## INFORMATION GIVEN
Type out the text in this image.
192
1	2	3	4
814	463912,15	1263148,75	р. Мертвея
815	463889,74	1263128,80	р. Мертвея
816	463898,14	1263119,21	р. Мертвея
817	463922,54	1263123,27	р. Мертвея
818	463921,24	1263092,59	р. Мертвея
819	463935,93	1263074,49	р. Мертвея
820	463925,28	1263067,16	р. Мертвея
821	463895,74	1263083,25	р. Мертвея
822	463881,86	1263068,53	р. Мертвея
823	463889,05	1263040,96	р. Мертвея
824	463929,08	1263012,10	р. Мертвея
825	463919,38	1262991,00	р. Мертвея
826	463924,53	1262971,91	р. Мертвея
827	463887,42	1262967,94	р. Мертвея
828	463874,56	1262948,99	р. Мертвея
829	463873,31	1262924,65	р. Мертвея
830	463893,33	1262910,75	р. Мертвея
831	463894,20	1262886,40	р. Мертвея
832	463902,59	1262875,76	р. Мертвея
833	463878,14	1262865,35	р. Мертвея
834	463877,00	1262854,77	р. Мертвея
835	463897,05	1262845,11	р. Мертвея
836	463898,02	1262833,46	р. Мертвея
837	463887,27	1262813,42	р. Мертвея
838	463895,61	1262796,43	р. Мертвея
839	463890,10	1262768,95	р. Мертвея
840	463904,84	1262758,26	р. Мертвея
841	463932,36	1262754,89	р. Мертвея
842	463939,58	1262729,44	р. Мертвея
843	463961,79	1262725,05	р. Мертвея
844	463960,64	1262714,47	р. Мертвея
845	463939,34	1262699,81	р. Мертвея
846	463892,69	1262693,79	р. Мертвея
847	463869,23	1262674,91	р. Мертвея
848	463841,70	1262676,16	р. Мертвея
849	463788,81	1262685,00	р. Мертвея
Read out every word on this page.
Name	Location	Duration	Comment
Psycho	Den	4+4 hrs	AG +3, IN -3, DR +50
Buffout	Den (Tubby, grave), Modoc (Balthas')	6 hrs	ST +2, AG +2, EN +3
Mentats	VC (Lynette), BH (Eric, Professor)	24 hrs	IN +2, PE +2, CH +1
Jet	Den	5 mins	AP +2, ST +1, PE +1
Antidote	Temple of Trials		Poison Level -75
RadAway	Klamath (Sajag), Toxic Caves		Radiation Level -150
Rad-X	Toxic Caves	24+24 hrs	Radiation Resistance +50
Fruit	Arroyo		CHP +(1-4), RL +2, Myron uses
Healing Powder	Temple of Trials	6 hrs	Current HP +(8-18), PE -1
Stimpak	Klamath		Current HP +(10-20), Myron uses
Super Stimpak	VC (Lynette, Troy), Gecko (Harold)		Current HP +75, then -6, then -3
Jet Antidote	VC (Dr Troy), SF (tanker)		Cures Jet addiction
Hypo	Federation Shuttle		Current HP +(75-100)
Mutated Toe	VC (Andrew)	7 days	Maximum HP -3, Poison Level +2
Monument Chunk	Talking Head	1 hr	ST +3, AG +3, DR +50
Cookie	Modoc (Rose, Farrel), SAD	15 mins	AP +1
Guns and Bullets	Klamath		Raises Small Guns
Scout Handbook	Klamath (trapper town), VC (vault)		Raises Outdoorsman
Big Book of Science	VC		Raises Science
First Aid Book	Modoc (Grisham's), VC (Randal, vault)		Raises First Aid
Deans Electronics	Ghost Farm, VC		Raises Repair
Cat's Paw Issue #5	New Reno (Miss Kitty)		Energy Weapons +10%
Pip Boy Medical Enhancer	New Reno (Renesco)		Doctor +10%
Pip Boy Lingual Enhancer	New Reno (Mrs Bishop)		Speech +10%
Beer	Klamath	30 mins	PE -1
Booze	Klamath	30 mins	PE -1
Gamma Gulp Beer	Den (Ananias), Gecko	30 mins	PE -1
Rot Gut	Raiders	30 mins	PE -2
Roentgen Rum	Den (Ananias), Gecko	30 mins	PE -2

## WHAT YOU ARE ASKED TO DO
Repeat exactly, and only, the lines from the line with "Read out every word on this page." through the end of the listing above, both ends included.

## SOLUTION TO THE EXERCISE
Read out every word on this page.
Name	Location	Duration	Comment
Psycho	Den	4+4 hrs	AG +3, IN -3, DR +50
Buffout	Den (Tubby, grave), Modoc (Balthas')	6 hrs	ST +2, AG +2, EN +3
Mentats	VC (Lynette), BH (Eric, Professor)	24 hrs	IN +2, PE +2, CH +1
Jet	Den	5 mins	AP +2, ST +1, PE +1
Antidote	Temple of Trials		Poison Level -75
RadAway	Klamath (Sajag), Toxic Caves		Radiation Level -150
Rad-X	Toxic Caves	24+24 hrs	Radiation Resistance +50
Fruit	Arroyo		CHP +(1-4), RL +2, Myron uses
Healing Powder	Temple of Trials	6 hrs	Current HP +(8-18), PE -1
Stimpak	Klamath		Current HP +(10-20), Myron uses
Super Stimpak	VC (Lynette, Troy), Gecko (Harold)		Current HP +75, then -6, then -3
Jet Antidote	VC (Dr Troy), SF (tanker)		Cures Jet addiction
Hypo	Federation Shuttle		Current HP +(75-100)
Mutated Toe	VC (Andrew)	7 days	Maximum HP -3, Poison Level +2
Monument Chunk	Talking Head	1 hr	ST +3, AG +3, DR +50
Cookie	Modoc (Rose, Farrel), SAD	15 mins	AP +1
Guns and Bullets	Klamath		Raises Small Guns
Scout Handbook	Klamath (trapper town), VC (vault)		Raises Outdoorsman
Big Book of Science	VC		Raises Science
First Aid Book	Modoc (Grisham's), VC (Randal, vault)		Raises First Aid
Deans Electronics	Ghost Farm, VC		Raises Repair
Cat's Paw Issue #5	New Reno (Miss Kitty)		Energy Weapons +10%
Pip Boy Medical Enhancer	New Reno (Renesco)		Doctor +10%
Pip Boy Lingual Enhancer	New Reno (Mrs Bishop)		Speech +10%
Beer	Klamath	30 mins	PE -1
Booze	Klamath	30 mins	PE -1
Gamma Gulp Beer	Den (Ananias), Gecko	30 mins	PE -1
Rot Gut	Raiders	30 mins	PE -2
Roentgen Rum	Den (Ananias), Gecko	30 mins	PE -2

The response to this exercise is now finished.